TO DO →
Your task is to transcribe the data in full.

Items listed in a dataset →
--------------------------------
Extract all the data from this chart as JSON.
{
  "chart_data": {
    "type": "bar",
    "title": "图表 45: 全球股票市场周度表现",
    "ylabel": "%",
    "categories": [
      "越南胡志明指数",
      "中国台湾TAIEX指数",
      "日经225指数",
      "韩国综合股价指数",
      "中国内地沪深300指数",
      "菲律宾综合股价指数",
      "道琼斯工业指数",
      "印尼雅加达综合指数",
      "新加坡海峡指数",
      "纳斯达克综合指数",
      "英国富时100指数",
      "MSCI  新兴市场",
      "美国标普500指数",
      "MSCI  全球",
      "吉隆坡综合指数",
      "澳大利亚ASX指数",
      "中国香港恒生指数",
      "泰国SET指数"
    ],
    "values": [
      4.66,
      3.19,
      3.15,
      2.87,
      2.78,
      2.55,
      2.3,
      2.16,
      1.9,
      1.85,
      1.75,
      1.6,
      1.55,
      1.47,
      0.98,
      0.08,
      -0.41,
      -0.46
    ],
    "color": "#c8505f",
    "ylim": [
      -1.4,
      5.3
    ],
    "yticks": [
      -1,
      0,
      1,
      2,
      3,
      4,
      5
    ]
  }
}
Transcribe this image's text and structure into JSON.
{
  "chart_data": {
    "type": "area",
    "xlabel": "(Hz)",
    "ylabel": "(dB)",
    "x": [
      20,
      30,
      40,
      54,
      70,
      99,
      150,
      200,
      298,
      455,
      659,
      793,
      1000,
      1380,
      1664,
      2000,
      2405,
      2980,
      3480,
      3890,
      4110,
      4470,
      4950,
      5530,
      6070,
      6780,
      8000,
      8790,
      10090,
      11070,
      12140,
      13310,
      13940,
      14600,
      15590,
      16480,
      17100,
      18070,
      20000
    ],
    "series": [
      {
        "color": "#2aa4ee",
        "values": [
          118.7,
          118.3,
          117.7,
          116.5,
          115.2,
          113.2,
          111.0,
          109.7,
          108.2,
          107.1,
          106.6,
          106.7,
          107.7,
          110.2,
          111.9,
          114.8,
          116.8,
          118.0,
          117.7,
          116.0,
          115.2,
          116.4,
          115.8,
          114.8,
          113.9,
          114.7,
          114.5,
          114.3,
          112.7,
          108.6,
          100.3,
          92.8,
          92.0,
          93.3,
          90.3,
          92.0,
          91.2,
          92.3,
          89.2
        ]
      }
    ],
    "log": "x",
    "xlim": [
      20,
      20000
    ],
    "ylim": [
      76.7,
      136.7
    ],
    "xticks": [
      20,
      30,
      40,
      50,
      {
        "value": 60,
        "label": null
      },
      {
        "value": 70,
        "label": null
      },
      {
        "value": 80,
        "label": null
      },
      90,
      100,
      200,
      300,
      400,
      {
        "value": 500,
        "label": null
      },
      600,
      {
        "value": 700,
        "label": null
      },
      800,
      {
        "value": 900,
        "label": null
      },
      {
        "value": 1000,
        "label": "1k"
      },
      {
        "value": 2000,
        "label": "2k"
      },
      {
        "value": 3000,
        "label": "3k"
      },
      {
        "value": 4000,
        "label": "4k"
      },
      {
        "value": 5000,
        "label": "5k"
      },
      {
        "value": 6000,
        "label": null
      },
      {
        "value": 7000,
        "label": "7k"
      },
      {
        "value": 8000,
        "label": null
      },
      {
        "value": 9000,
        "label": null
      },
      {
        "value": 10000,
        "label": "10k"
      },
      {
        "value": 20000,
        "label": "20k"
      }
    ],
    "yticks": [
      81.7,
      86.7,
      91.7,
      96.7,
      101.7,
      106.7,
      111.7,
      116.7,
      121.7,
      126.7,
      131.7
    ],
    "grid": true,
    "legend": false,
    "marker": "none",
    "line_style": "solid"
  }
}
--------------------------------
TASK SOLUTION →
Extract all the data from this chart as JSON.
{
  "chart_data": {
    "type": "bar",
    "title": "图表 45: 全球股票市场周度表现",
    "ylabel": "%",
    "categories": [
      "越南胡志明指数",
      "中国台湾TAIEX指数",
      "日经225指数",
      "韩国综合股价指数",
      "中国内地沪深300指数",
      "菲律宾综合股价指数",
      "道琼斯工业指数",
      "印尼雅加达综合指数",
      "新加坡海峡指数",
      "纳斯达克综合指数",
      "英国富时100指数",
      "MSCI  新兴市场",
      "美国标普500指数",
      "MSCI  全球",
      "吉隆坡综合指数",
      "澳大利亚ASX指数",
      "中国香港恒生指数",
      "泰国SET指数"
    ],
    "values": [
      4.66,
      3.19,
      3.15,
      2.87,
      2.78,
      2.55,
      2.3,
      2.16,
      1.9,
      1.85,
      1.75,
      1.6,
      1.55,
      1.47,
      0.98,
      0.08,
      -0.41,
      -0.46
    ],
    "color": "#c8505f",
    "ylim": [
      -1.4,
      5.3
    ],
    "yticks": [
      -1,
      0,
      1,
      2,
      3,
      4,
      5
    ]
  }
}
Transcribe this image's text and structure into JSON.
{
  "chart_data": {
    "type": "area",
    "xlabel": "(Hz)",
    "ylabel": "(dB)",
    "x": [
      20,
      30,
      40,
      54,
      70,
      99,
      150,
      200,
      298,
      455,
      659,
      793,
      1000,
      1380,
      1664,
      2000,
      2405,
      2980,
      3480,
      3890,
      4110,
      4470,
      4950,
      5530,
      6070,
      6780,
      8000,
      8790,
      10090,
      11070,
      12140,
      13310,
      13940,
      14600,
      15590,
      16480,
      17100,
      18070,
      20000
    ],
    "series": [
      {
        "color": "#2aa4ee",
        "values": [
          118.7,
          118.3,
          117.7,
          116.5,
          115.2,
          113.2,
          111.0,
          109.7,
          108.2,
          107.1,
          106.6,
          106.7,
          107.7,
          110.2,
          111.9,
          114.8,
          116.8,
          118.0,
          117.7,
          116.0,
          115.2,
          116.4,
          115.8,
          114.8,
          113.9,
          114.7,
          114.5,
          114.3,
          112.7,
          108.6,
          100.3,
          92.8,
          92.0,
          93.3,
          90.3,
          92.0,
          91.2,
          92.3,
          89.2
        ]
      }
    ],
    "log": "x",
    "xlim": [
      20,
      20000
    ],
    "ylim": [
      76.7,
      136.7
    ],
    "xticks": [
      20,
      30,
      40,
      50,
      {
        "value": 60,
        "label": null
      },
      {
        "value": 70,
        "label": null
      },
      {
        "value": 80,
        "label": null
      },
      90,
      100,
      200,
      300,
      400,
      {
        "value": 500,
        "label": null
      },
      600,
      {
        "value": 700,
        "label": null
      },
      800,
      {
        "value": 900,
        "label": null
      },
      {
        "value": 1000,
        "label": "1k"
      },
      {
        "value": 2000,
        "label": "2k"
      },
      {
        "value": 3000,
        "label": "3k"
      },
      {
        "value": 4000,
        "label": "4k"
      },
      {
        "value": 5000,
        "label": "5k"
      },
      {
        "value": 6000,
        "label": null
      },
      {
        "value": 7000,
        "label": "7k"
      },
      {
        "value": 8000,
        "label": null
      },
      {
        "value": 9000,
        "label": null
      },
      {
        "value": 10000,
        "label": "10k"
      },
      {
        "value": 20000,
        "label": "20k"
      }
    ],
    "yticks": [
      81.7,
      86.7,
      91.7,
      96.7,
      101.7,
      106.7,
      111.7,
      116.7,
      121.7,
      126.7,
      131.7
    ],
    "grid": true,
    "legend": false,
    "marker": "none",
    "line_style": "solid"
  }
}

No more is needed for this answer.